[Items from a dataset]
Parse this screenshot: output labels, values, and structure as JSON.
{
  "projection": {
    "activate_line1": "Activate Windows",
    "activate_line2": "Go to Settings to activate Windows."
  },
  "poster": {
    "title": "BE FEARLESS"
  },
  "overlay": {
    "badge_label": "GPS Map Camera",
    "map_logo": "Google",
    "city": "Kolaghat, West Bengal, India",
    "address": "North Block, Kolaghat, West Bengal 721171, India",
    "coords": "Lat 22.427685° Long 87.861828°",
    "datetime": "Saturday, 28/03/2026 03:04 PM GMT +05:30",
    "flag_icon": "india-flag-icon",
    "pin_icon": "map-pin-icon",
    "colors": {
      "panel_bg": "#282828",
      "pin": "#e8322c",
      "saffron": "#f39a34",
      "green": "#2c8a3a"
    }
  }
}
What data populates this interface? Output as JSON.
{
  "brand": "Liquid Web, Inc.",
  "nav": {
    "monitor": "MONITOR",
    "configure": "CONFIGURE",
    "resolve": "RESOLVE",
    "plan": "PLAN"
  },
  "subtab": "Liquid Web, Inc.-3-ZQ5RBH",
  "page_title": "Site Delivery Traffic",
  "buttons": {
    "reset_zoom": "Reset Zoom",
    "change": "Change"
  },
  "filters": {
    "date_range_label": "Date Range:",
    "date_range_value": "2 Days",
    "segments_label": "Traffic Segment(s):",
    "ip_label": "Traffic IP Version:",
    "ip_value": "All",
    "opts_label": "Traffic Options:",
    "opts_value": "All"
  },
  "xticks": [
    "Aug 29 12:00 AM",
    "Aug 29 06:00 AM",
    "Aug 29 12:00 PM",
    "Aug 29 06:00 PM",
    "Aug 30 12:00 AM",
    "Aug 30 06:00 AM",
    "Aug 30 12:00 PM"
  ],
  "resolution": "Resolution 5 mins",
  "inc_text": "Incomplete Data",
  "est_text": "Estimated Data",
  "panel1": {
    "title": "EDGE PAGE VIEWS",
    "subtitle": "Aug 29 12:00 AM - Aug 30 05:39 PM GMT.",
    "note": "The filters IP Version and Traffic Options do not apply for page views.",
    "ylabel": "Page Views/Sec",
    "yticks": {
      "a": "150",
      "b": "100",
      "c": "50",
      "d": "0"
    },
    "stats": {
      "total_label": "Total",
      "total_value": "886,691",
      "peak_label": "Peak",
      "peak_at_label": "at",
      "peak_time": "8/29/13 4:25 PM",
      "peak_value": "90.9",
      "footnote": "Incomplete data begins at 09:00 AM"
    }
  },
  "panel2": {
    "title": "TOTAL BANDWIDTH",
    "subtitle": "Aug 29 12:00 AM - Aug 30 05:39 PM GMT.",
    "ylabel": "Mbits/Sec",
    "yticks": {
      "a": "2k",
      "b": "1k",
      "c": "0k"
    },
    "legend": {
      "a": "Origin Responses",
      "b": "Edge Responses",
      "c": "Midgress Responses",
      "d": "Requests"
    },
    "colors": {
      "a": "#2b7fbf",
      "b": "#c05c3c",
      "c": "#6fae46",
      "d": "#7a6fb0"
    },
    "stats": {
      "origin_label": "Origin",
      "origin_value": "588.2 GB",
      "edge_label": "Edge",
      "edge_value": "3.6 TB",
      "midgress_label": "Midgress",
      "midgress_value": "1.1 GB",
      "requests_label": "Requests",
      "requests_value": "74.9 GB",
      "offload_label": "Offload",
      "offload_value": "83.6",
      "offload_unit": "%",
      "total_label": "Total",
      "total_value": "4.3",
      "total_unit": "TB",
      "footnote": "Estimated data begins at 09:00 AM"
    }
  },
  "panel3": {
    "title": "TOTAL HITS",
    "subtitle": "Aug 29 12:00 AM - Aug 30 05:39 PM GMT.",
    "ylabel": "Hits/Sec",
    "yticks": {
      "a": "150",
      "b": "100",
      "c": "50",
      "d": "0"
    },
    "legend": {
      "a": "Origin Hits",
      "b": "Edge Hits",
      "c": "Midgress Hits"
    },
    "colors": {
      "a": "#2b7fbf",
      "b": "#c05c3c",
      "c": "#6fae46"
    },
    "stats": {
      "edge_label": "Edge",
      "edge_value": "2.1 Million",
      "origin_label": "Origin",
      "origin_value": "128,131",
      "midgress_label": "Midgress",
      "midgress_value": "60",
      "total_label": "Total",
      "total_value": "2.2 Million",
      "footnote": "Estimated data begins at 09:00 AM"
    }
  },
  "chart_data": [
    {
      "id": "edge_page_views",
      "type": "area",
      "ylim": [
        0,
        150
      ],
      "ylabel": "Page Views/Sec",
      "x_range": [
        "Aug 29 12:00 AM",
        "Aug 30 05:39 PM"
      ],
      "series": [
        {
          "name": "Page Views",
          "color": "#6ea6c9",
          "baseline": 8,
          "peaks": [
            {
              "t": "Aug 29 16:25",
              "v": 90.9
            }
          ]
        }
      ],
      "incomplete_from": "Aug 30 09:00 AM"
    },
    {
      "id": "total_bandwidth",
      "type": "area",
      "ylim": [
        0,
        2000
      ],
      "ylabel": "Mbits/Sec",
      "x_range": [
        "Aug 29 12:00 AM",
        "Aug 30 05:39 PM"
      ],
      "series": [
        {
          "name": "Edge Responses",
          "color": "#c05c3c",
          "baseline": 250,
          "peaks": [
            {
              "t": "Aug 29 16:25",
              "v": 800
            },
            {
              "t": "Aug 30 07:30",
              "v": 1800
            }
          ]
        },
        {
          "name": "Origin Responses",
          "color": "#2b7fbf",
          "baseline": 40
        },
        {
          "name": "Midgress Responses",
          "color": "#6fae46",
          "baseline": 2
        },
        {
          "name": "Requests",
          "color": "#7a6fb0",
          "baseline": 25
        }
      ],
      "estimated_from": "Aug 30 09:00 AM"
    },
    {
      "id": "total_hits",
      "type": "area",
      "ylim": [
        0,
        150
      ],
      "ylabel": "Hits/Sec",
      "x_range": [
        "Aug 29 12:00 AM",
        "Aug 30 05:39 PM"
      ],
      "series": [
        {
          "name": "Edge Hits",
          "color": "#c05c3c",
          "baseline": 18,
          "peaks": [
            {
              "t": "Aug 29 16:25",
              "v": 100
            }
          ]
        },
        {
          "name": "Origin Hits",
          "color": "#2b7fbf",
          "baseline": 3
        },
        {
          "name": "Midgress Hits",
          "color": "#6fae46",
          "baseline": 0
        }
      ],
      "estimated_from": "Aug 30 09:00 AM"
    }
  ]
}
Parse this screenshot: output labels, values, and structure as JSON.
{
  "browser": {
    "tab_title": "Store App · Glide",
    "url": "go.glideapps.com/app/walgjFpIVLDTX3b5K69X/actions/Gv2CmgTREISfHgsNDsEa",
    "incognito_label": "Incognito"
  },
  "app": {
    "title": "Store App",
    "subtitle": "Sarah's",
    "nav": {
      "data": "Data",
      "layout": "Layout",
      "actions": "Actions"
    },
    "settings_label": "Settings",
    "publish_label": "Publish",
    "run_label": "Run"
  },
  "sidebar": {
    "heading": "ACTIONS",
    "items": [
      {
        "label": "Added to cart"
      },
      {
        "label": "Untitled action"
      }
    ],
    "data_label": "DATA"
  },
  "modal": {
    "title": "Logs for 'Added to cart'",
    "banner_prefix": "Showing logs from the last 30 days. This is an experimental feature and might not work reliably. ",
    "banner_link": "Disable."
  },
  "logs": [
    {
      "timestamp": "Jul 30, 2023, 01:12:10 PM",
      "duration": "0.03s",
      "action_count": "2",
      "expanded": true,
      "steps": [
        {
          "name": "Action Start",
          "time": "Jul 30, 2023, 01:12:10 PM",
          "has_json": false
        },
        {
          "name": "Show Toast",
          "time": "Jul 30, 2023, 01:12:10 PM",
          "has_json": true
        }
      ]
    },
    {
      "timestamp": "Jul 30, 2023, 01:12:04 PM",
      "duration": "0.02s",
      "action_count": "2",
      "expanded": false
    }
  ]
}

* Goal of the exercise:
Pick out each line containing "Kolaghat" and report it.

* Right answer:
    "city": "Kolaghat, West Bengal, India",
    "address": "North Block, Kolaghat, West Bengal 721171, India",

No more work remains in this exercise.